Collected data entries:
======
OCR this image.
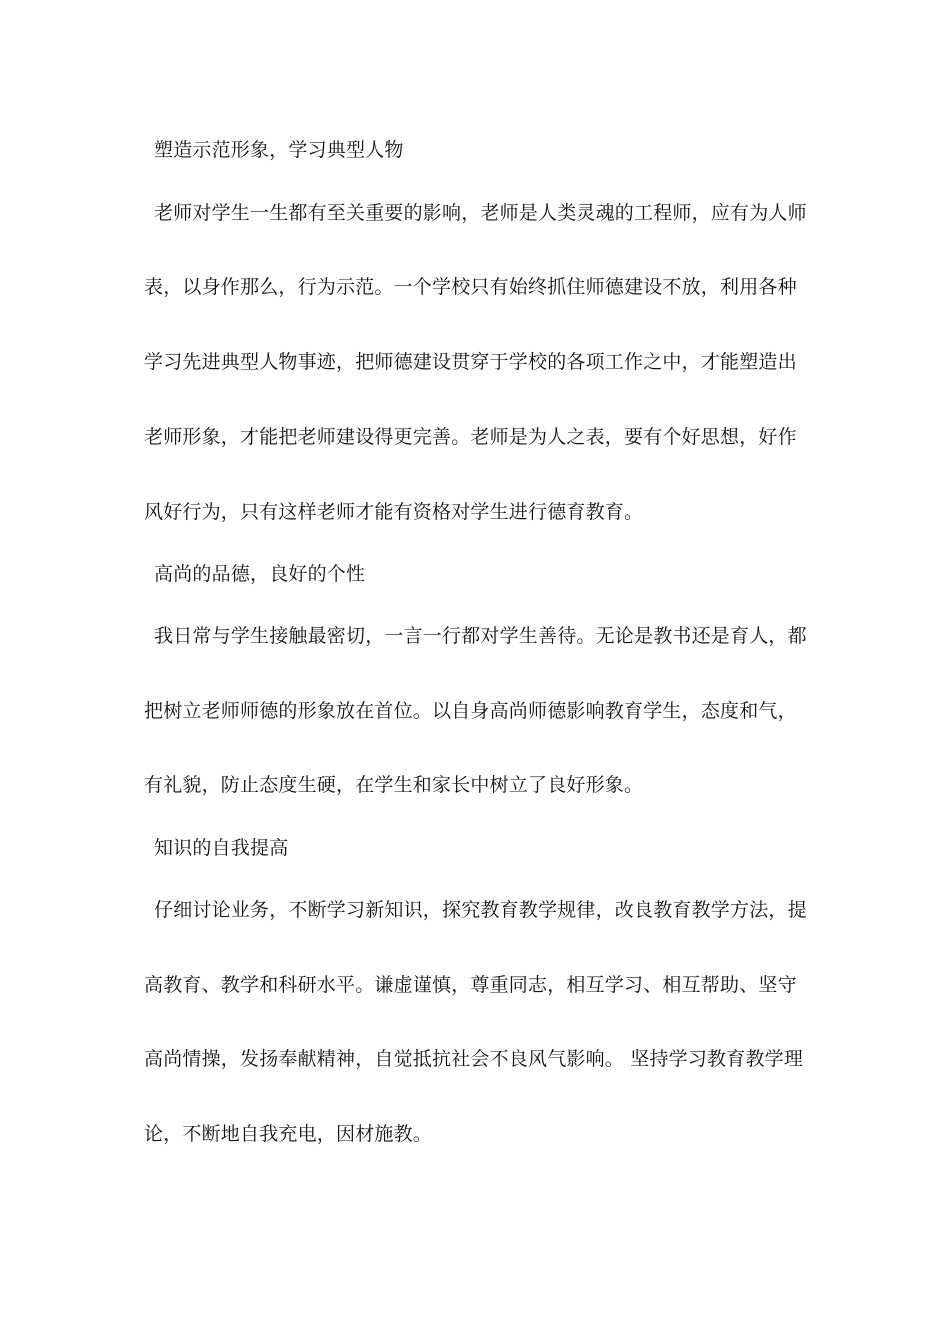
塑造示范形象，学习典型人物
老师对学生一生都有至关重要的影响，老师是人类灵魂的工程师，应有为人师
表，以身作那么，行为示范。一个学校只有始终抓住师德建设不放，利用各种
学习先进典型人物事迹，把师德建设贯穿于学校的各项工作之中，才能塑造出
老师形象，才能把老师建设得更完善。老师是为人之表，要有个好思想，好作
风好行为，只有这样老师才能有资格对学生进行德育教育。
高尚的品德，良好的个性
我日常与学生接触最密切，一言一行都对学生善待。无论是教书还是育人，都
把树立老师师德的形象放在首位。以自身高尚师德影响教育学生，态度和气，
有礼貌，防止态度生硬，在学生和家长中树立了良好形象。
知识的自我提高
仔细讨论业务，不断学习新知识，探究教育教学规律，改良教育教学方法，提
高教育、教学和科研水平。谦虚谨慎，尊重同志，相互学习、相互帮助、坚守
高尚情操，发扬奉献精神，自觉抵抗社会不良风气影响。 坚持学习教育教学理
论，不断地自我充电，因材施教。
======
*WORK TO COMPLETE*: Transcribe all the records above word for word, without their images.

*TASK RESPONSE*:
OCR this image.
塑造示范形象，学习典型人物
老师对学生一生都有至关重要的影响，老师是人类灵魂的工程师，应有为人师
表，以身作那么，行为示范。一个学校只有始终抓住师德建设不放，利用各种
学习先进典型人物事迹，把师德建设贯穿于学校的各项工作之中，才能塑造出
老师形象，才能把老师建设得更完善。老师是为人之表，要有个好思想，好作
风好行为，只有这样老师才能有资格对学生进行德育教育。
高尚的品德，良好的个性
我日常与学生接触最密切，一言一行都对学生善待。无论是教书还是育人，都
把树立老师师德的形象放在首位。以自身高尚师德影响教育学生，态度和气，
有礼貌，防止态度生硬，在学生和家长中树立了良好形象。
知识的自我提高
仔细讨论业务，不断学习新知识，探究教育教学规律，改良教育教学方法，提
高教育、教学和科研水平。谦虚谨慎，尊重同志，相互学习、相互帮助、坚守
高尚情操，发扬奉献精神，自觉抵抗社会不良风气影响。 坚持学习教育教学理
论，不断地自我充电，因材施教。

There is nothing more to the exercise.